Verilen metin
Siyah-beyaz, yuvarlak, mikadan yapılma, birbirine metal halkalarla tutturulmuş yüzlerce ‘para” düşünün. Her bir parada yanlış kullandığımız bir sözcüğün doğrusu yazılı. Dakka/ dakika, mozayik/ mozaik, penbe/ pembe, tenbel/ tembel, opsayd/ ofsayt, arabeks/ arabesk gibi.
Müze: “Dil insanın ilk oyuncağıdır”

Alıntılanan veriler
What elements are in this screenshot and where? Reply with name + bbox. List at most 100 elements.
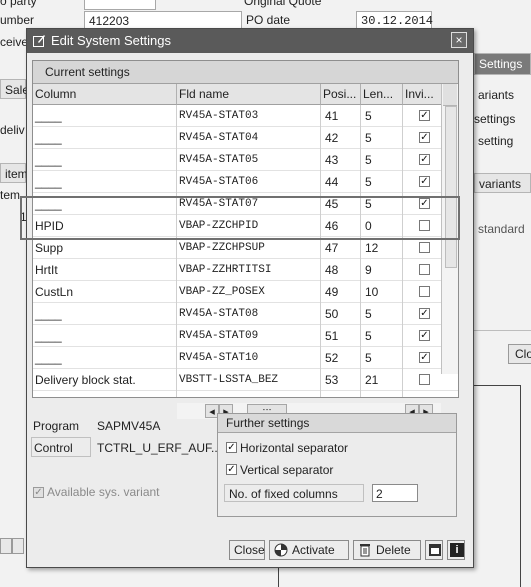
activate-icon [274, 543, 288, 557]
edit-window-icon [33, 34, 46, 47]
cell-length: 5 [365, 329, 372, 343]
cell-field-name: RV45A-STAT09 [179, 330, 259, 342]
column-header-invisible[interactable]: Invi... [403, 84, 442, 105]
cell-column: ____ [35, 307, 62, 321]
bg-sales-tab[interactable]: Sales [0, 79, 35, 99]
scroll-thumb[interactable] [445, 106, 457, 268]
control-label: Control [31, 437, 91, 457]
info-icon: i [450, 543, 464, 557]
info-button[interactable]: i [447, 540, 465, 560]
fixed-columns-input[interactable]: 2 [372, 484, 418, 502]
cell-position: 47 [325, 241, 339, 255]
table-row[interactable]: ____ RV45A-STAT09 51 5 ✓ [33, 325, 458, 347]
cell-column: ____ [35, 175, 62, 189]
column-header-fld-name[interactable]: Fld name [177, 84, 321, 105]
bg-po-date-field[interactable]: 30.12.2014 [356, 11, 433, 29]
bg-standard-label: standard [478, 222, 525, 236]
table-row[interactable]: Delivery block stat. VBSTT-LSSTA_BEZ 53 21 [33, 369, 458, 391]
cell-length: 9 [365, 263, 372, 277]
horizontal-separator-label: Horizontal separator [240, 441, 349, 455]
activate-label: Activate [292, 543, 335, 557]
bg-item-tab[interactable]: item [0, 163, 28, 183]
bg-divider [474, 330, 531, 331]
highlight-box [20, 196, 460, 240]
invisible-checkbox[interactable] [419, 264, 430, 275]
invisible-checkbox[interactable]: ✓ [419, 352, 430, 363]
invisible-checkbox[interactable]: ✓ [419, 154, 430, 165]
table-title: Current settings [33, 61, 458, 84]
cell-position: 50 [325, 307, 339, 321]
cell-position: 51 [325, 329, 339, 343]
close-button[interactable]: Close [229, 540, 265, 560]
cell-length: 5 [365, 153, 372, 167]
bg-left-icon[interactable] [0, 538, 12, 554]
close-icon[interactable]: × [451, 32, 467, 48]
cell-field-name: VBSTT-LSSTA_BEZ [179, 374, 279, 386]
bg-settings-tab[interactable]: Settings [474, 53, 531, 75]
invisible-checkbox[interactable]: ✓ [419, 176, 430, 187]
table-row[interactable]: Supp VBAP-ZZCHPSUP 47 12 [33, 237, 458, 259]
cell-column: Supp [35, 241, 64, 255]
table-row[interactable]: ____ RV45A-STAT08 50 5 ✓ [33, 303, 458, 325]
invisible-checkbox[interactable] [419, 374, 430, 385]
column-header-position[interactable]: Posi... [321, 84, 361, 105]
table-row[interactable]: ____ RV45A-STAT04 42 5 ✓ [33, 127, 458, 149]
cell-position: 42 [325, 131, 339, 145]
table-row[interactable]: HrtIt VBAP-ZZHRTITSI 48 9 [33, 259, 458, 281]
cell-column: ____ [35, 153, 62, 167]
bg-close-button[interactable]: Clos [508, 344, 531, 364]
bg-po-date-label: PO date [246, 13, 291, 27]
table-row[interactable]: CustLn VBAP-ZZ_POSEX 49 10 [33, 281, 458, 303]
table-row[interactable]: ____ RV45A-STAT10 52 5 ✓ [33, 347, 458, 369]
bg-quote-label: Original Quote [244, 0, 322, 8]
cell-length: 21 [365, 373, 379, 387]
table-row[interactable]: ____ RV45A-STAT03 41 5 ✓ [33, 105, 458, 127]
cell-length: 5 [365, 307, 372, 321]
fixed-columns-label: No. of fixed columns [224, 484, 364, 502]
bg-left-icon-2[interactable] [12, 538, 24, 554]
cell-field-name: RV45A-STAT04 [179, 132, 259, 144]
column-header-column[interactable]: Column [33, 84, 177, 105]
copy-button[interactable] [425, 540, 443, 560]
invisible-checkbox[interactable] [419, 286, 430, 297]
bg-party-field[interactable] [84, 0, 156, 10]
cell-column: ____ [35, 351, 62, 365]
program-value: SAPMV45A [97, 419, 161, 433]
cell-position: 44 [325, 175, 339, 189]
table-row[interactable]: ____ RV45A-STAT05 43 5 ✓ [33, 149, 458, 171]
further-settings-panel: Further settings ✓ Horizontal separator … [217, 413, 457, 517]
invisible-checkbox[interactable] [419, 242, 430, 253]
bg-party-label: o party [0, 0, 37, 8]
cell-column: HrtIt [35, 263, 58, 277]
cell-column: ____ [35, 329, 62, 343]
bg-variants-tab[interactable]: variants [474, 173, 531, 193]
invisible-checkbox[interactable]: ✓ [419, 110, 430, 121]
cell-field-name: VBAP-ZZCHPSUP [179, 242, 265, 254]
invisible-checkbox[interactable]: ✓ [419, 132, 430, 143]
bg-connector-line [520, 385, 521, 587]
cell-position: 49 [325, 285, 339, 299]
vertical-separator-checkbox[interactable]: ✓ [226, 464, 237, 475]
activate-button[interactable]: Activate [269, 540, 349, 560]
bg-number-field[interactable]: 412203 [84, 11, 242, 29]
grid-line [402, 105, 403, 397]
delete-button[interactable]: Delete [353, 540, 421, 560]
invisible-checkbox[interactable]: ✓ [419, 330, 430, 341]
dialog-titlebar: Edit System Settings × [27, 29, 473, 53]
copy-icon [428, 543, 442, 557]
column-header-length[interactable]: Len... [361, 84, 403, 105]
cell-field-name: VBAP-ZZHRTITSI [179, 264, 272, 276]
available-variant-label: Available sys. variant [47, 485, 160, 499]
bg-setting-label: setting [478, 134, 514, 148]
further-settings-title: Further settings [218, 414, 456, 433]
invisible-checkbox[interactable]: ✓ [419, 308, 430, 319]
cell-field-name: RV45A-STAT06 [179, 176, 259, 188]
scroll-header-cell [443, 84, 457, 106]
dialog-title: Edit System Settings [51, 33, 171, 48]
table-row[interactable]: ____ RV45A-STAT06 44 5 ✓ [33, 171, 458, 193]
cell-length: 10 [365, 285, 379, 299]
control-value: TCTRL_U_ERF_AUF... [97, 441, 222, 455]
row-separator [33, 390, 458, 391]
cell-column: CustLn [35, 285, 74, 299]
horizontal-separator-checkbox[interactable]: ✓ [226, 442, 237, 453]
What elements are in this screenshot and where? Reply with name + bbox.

...

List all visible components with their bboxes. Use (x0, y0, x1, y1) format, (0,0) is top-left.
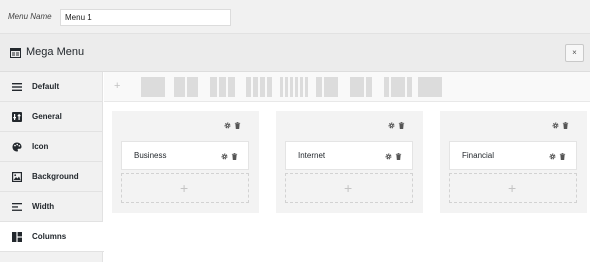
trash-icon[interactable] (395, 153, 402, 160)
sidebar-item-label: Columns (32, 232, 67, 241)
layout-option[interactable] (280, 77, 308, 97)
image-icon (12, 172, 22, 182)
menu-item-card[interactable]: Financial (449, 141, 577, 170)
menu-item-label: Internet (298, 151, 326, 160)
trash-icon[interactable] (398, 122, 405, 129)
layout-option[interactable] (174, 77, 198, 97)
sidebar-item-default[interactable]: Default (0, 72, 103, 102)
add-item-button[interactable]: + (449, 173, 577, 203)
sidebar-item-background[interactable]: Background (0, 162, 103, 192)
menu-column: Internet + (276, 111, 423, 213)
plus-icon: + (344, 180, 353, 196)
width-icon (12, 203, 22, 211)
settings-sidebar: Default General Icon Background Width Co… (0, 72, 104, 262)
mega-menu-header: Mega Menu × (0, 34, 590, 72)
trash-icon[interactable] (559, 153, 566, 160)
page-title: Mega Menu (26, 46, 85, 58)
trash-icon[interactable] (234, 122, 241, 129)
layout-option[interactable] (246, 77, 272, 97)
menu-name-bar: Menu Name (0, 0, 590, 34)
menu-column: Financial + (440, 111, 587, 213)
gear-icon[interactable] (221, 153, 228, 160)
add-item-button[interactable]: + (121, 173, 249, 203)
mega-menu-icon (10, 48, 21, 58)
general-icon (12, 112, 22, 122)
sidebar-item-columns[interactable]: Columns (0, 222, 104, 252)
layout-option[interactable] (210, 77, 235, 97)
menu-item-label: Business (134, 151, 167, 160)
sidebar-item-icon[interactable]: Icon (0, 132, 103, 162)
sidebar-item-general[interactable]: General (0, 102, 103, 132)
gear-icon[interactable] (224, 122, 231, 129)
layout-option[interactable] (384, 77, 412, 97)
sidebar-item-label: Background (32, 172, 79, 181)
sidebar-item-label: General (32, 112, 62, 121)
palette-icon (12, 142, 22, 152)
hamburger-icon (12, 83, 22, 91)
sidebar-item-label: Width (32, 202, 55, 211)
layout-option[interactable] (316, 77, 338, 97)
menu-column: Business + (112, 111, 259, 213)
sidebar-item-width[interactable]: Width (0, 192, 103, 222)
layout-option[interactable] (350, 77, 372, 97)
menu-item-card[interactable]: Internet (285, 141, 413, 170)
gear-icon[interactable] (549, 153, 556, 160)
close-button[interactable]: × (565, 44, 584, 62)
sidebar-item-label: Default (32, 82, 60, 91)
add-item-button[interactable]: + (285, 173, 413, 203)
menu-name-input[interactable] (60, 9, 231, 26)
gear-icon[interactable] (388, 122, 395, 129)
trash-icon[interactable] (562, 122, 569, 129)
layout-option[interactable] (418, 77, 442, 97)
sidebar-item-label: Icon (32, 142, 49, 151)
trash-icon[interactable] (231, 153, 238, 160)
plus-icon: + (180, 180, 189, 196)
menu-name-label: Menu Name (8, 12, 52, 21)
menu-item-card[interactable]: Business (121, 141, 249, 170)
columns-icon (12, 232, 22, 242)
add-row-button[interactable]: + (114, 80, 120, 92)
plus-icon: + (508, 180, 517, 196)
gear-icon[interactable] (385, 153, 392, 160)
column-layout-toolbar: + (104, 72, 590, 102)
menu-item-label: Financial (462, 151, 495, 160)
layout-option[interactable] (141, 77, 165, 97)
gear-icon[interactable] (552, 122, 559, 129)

Yapılacaklar
(a) Metinle ilgili şu soruları yanıtlar mısınız?
(i) Paralar hangi malzemeden yapılmıştır?
(ii) Paralar birbirine neyle tutturulmuştur?
(iii) Başlıkta dil için ne deniyor?
(b) Metinde sayılan sözcük çiftlerinin hepsi hangileridir?
(c) Metne göre her paraya hangi sözcüğün yazıldığını ne belirler?
Bu kayıtlar başka bir kaynaktan alınmıştır.

Yanıtlar
(a)
(i) Mikadan.
(ii) Metal halkalarla.
(iii) "Dil insanın ilk oyuncağıdır" deniyor.

(b) Dakka/dakika, mozayik/mozaik, penbe/pembe, tenbel/tembel, opsayd/ofsayt, arabeks/arabesk.

(c) Her paraya, yanlış kullandığımız bir sözcüğün doğru biçimi yazılır. Yani yazılan sözcük, yaygın olarak yanlış kullanılan bir sözcüğün doğrusudur.